Exercise aim:
Make an exact copy of the lines below.
--- start Data for the task ---
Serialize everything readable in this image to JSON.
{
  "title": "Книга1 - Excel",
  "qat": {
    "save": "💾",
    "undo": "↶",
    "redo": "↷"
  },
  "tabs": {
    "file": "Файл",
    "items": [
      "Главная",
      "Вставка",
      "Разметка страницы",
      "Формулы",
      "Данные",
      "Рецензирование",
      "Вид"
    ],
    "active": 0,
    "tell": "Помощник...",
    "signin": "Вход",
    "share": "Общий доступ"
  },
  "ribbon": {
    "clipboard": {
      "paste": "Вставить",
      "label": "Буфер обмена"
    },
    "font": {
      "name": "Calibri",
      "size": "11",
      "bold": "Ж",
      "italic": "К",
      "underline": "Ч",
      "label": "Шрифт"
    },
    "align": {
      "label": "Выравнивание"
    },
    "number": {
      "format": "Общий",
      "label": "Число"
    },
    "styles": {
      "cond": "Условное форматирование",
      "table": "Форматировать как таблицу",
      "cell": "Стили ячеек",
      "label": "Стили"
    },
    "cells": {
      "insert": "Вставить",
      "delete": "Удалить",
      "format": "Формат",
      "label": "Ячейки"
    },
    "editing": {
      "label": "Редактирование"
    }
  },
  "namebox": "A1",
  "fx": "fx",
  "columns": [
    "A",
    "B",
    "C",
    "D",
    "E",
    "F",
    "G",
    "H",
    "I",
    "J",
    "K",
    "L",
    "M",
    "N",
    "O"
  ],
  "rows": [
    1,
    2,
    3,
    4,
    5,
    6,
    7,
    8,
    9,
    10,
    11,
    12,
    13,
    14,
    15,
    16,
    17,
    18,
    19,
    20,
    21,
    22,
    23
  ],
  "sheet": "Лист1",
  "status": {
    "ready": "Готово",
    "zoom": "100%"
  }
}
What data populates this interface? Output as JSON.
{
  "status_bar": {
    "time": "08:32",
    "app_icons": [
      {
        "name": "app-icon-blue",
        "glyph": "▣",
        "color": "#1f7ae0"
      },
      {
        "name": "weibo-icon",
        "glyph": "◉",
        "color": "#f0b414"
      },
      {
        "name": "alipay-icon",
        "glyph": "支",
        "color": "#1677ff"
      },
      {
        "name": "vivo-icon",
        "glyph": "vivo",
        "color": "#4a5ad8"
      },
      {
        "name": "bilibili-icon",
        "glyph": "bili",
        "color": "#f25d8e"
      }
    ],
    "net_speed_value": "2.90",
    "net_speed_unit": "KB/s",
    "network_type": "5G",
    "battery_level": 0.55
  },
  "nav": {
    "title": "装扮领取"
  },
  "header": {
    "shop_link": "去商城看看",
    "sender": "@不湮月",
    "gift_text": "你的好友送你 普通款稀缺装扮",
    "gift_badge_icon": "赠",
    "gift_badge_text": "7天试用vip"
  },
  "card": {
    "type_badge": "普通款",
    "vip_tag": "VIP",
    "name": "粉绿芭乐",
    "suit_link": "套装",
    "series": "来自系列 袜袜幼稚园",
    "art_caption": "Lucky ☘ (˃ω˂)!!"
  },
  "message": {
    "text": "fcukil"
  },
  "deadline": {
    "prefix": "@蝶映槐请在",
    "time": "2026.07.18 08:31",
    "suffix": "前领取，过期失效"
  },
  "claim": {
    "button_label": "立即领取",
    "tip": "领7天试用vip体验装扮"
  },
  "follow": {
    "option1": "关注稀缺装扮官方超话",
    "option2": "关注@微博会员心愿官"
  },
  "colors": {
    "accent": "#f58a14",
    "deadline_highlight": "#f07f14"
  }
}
--- end Data for the task ---
Output:
Serialize everything readable in this image to JSON.
{
  "title": "Книга1 - Excel",
  "qat": {
    "save": "💾",
    "undo": "↶",
    "redo": "↷"
  },
  "tabs": {
    "file": "Файл",
    "items": [
      "Главная",
      "Вставка",
      "Разметка страницы",
      "Формулы",
      "Данные",
      "Рецензирование",
      "Вид"
    ],
    "active": 0,
    "tell": "Помощник...",
    "signin": "Вход",
    "share": "Общий доступ"
  },
  "ribbon": {
    "clipboard": {
      "paste": "Вставить",
      "label": "Буфер обмена"
    },
    "font": {
      "name": "Calibri",
      "size": "11",
      "bold": "Ж",
      "italic": "К",
      "underline": "Ч",
      "label": "Шрифт"
    },
    "align": {
      "label": "Выравнивание"
    },
    "number": {
      "format": "Общий",
      "label": "Число"
    },
    "styles": {
      "cond": "Условное форматирование",
      "table": "Форматировать как таблицу",
      "cell": "Стили ячеек",
      "label": "Стили"
    },
    "cells": {
      "insert": "Вставить",
      "delete": "Удалить",
      "format": "Формат",
      "label": "Ячейки"
    },
    "editing": {
      "label": "Редактирование"
    }
  },
  "namebox": "A1",
  "fx": "fx",
  "columns": [
    "A",
    "B",
    "C",
    "D",
    "E",
    "F",
    "G",
    "H",
    "I",
    "J",
    "K",
    "L",
    "M",
    "N",
    "O"
  ],
  "rows": [
    1,
    2,
    3,
    4,
    5,
    6,
    7,
    8,
    9,
    10,
    11,
    12,
    13,
    14,
    15,
    16,
    17,
    18,
    19,
    20,
    21,
    22,
    23
  ],
  "sheet": "Лист1",
  "status": {
    "ready": "Готово",
    "zoom": "100%"
  }
}
What data populates this interface? Output as JSON.
{
  "status_bar": {
    "time": "08:32",
    "app_icons": [
      {
        "name": "app-icon-blue",
        "glyph": "▣",
        "color": "#1f7ae0"
      },
      {
        "name": "weibo-icon",
        "glyph": "◉",
        "color": "#f0b414"
      },
      {
        "name": "alipay-icon",
        "glyph": "支",
        "color": "#1677ff"
      },
      {
        "name": "vivo-icon",
        "glyph": "vivo",
        "color": "#4a5ad8"
      },
      {
        "name": "bilibili-icon",
        "glyph": "bili",
        "color": "#f25d8e"
      }
    ],
    "net_speed_value": "2.90",
    "net_speed_unit": "KB/s",
    "network_type": "5G",
    "battery_level": 0.55
  },
  "nav": {
    "title": "装扮领取"
  },
  "header": {
    "shop_link": "去商城看看",
    "sender": "@不湮月",
    "gift_text": "你的好友送你 普通款稀缺装扮",
    "gift_badge_icon": "赠",
    "gift_badge_text": "7天试用vip"
  },
  "card": {
    "type_badge": "普通款",
    "vip_tag": "VIP",
    "name": "粉绿芭乐",
    "suit_link": "套装",
    "series": "来自系列 袜袜幼稚园",
    "art_caption": "Lucky ☘ (˃ω˂)!!"
  },
  "message": {
    "text": "fcukil"
  },
  "deadline": {
    "prefix": "@蝶映槐请在",
    "time": "2026.07.18 08:31",
    "suffix": "前领取，过期失效"
  },
  "claim": {
    "button_label": "立即领取",
    "tip": "领7天试用vip体验装扮"
  },
  "follow": {
    "option1": "关注稀缺装扮官方超话",
    "option2": "关注@微博会员心愿官"
  },
  "colors": {
    "accent": "#f58a14",
    "deadline_highlight": "#f07f14"
  }
}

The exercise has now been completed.